Entries shown:
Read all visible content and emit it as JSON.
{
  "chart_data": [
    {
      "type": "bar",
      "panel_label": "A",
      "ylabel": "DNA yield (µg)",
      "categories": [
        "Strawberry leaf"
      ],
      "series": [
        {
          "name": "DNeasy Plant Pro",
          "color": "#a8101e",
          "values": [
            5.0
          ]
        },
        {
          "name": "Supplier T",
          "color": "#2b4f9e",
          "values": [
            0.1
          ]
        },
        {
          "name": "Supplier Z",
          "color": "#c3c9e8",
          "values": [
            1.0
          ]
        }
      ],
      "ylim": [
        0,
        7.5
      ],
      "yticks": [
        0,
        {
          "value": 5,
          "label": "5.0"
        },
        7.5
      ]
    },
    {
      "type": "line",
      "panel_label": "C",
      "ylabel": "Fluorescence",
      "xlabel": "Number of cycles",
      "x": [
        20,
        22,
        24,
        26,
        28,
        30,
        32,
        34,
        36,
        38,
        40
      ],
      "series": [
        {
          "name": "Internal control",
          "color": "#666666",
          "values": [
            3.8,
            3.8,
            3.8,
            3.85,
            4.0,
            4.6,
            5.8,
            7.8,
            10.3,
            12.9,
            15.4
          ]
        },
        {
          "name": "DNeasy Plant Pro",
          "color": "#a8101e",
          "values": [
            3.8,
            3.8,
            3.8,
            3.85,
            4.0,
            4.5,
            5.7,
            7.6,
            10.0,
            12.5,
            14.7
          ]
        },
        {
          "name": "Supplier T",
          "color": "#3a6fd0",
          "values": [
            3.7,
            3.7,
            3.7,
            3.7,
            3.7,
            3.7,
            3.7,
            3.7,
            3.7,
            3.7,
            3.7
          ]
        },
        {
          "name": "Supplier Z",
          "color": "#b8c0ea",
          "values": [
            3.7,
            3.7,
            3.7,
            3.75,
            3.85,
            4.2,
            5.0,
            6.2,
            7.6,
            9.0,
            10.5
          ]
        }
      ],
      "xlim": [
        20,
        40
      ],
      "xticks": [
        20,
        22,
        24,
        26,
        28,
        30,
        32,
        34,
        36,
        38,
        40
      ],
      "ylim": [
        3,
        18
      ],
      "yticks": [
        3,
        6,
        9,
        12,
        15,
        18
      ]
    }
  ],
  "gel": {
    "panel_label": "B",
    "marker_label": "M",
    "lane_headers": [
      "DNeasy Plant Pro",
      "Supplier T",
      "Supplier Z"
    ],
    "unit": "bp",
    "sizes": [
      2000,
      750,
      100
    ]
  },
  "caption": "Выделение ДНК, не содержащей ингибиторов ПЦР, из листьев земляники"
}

Task prompt:
Across the records above, count the lines holding "ylabel" and reply with that number alone.

Reply to the task:
2